Dataset content:
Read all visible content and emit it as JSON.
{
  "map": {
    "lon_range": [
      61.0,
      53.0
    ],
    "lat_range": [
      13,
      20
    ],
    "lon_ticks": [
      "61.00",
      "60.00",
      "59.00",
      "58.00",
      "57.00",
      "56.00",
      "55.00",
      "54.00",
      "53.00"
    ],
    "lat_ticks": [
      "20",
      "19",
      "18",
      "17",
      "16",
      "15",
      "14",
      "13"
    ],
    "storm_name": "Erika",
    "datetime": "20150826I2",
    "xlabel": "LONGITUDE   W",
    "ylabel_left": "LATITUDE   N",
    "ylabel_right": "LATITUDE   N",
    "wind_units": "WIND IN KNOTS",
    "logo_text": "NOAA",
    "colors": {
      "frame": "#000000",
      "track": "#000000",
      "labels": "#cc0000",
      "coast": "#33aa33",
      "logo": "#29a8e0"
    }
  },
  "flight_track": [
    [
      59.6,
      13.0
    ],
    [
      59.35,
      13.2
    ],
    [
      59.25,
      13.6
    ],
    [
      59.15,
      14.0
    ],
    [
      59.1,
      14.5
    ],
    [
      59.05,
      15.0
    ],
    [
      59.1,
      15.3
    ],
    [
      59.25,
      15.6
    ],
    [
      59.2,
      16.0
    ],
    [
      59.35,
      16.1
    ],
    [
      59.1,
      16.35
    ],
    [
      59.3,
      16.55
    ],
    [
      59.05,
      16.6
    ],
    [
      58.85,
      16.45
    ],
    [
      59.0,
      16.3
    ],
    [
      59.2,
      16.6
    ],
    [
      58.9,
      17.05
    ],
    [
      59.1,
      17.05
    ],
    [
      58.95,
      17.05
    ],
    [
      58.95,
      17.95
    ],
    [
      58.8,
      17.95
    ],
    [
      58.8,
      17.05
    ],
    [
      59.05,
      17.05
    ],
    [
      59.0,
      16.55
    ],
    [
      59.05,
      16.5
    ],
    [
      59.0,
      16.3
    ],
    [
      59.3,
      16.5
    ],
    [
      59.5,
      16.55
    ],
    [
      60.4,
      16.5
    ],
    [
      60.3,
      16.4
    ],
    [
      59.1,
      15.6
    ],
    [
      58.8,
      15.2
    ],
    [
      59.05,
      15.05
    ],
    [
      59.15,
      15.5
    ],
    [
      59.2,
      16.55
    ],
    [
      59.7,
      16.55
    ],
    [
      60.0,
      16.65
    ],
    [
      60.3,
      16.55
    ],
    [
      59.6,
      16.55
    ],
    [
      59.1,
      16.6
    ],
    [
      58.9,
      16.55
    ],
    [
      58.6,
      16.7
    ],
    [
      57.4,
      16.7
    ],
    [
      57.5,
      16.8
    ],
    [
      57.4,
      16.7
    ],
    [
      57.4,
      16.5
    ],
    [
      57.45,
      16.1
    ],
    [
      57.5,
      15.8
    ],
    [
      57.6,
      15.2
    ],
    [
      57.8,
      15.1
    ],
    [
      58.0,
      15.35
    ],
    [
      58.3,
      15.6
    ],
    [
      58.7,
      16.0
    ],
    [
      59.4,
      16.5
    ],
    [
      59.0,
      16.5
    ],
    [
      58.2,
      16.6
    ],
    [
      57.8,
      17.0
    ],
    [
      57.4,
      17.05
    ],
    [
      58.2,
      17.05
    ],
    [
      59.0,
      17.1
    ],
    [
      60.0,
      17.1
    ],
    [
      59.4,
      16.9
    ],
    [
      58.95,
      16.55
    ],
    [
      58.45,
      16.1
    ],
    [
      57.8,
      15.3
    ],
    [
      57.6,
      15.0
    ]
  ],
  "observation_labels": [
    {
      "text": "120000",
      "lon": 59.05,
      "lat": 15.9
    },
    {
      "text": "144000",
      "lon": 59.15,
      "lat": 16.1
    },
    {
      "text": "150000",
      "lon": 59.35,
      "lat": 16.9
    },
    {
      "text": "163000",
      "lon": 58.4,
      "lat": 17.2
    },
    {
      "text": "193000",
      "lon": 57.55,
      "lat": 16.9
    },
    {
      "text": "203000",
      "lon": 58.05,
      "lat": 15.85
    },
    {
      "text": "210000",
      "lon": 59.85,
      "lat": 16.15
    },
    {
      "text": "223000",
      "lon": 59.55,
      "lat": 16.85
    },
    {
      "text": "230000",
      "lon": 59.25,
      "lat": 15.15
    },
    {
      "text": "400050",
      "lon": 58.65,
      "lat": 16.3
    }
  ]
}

Stated goal: Transcribe the data above in full, exactly.

Output of the task:
Read all visible content and emit it as JSON.
{
  "map": {
    "lon_range": [
      61.0,
      53.0
    ],
    "lat_range": [
      13,
      20
    ],
    "lon_ticks": [
      "61.00",
      "60.00",
      "59.00",
      "58.00",
      "57.00",
      "56.00",
      "55.00",
      "54.00",
      "53.00"
    ],
    "lat_ticks": [
      "20",
      "19",
      "18",
      "17",
      "16",
      "15",
      "14",
      "13"
    ],
    "storm_name": "Erika",
    "datetime": "20150826I2",
    "xlabel": "LONGITUDE   W",
    "ylabel_left": "LATITUDE   N",
    "ylabel_right": "LATITUDE   N",
    "wind_units": "WIND IN KNOTS",
    "logo_text": "NOAA",
    "colors": {
      "frame": "#000000",
      "track": "#000000",
      "labels": "#cc0000",
      "coast": "#33aa33",
      "logo": "#29a8e0"
    }
  },
  "flight_track": [
    [
      59.6,
      13.0
    ],
    [
      59.35,
      13.2
    ],
    [
      59.25,
      13.6
    ],
    [
      59.15,
      14.0
    ],
    [
      59.1,
      14.5
    ],
    [
      59.05,
      15.0
    ],
    [
      59.1,
      15.3
    ],
    [
      59.25,
      15.6
    ],
    [
      59.2,
      16.0
    ],
    [
      59.35,
      16.1
    ],
    [
      59.1,
      16.35
    ],
    [
      59.3,
      16.55
    ],
    [
      59.05,
      16.6
    ],
    [
      58.85,
      16.45
    ],
    [
      59.0,
      16.3
    ],
    [
      59.2,
      16.6
    ],
    [
      58.9,
      17.05
    ],
    [
      59.1,
      17.05
    ],
    [
      58.95,
      17.05
    ],
    [
      58.95,
      17.95
    ],
    [
      58.8,
      17.95
    ],
    [
      58.8,
      17.05
    ],
    [
      59.05,
      17.05
    ],
    [
      59.0,
      16.55
    ],
    [
      59.05,
      16.5
    ],
    [
      59.0,
      16.3
    ],
    [
      59.3,
      16.5
    ],
    [
      59.5,
      16.55
    ],
    [
      60.4,
      16.5
    ],
    [
      60.3,
      16.4
    ],
    [
      59.1,
      15.6
    ],
    [
      58.8,
      15.2
    ],
    [
      59.05,
      15.05
    ],
    [
      59.15,
      15.5
    ],
    [
      59.2,
      16.55
    ],
    [
      59.7,
      16.55
    ],
    [
      60.0,
      16.65
    ],
    [
      60.3,
      16.55
    ],
    [
      59.6,
      16.55
    ],
    [
      59.1,
      16.6
    ],
    [
      58.9,
      16.55
    ],
    [
      58.6,
      16.7
    ],
    [
      57.4,
      16.7
    ],
    [
      57.5,
      16.8
    ],
    [
      57.4,
      16.7
    ],
    [
      57.4,
      16.5
    ],
    [
      57.45,
      16.1
    ],
    [
      57.5,
      15.8
    ],
    [
      57.6,
      15.2
    ],
    [
      57.8,
      15.1
    ],
    [
      58.0,
      15.35
    ],
    [
      58.3,
      15.6
    ],
    [
      58.7,
      16.0
    ],
    [
      59.4,
      16.5
    ],
    [
      59.0,
      16.5
    ],
    [
      58.2,
      16.6
    ],
    [
      57.8,
      17.0
    ],
    [
      57.4,
      17.05
    ],
    [
      58.2,
      17.05
    ],
    [
      59.0,
      17.1
    ],
    [
      60.0,
      17.1
    ],
    [
      59.4,
      16.9
    ],
    [
      58.95,
      16.55
    ],
    [
      58.45,
      16.1
    ],
    [
      57.8,
      15.3
    ],
    [
      57.6,
      15.0
    ]
  ],
  "observation_labels": [
    {
      "text": "120000",
      "lon": 59.05,
      "lat": 15.9
    },
    {
      "text": "144000",
      "lon": 59.15,
      "lat": 16.1
    },
    {
      "text": "150000",
      "lon": 59.35,
      "lat": 16.9
    },
    {
      "text": "163000",
      "lon": 58.4,
      "lat": 17.2
    },
    {
      "text": "193000",
      "lon": 57.55,
      "lat": 16.9
    },
    {
      "text": "203000",
      "lon": 58.05,
      "lat": 15.85
    },
    {
      "text": "210000",
      "lon": 59.85,
      "lat": 16.15
    },
    {
      "text": "223000",
      "lon": 59.55,
      "lat": 16.85
    },
    {
      "text": "230000",
      "lon": 59.25,
      "lat": 15.15
    },
    {
      "text": "400050",
      "lon": 58.65,
      "lat": 16.3
    }
  ]
}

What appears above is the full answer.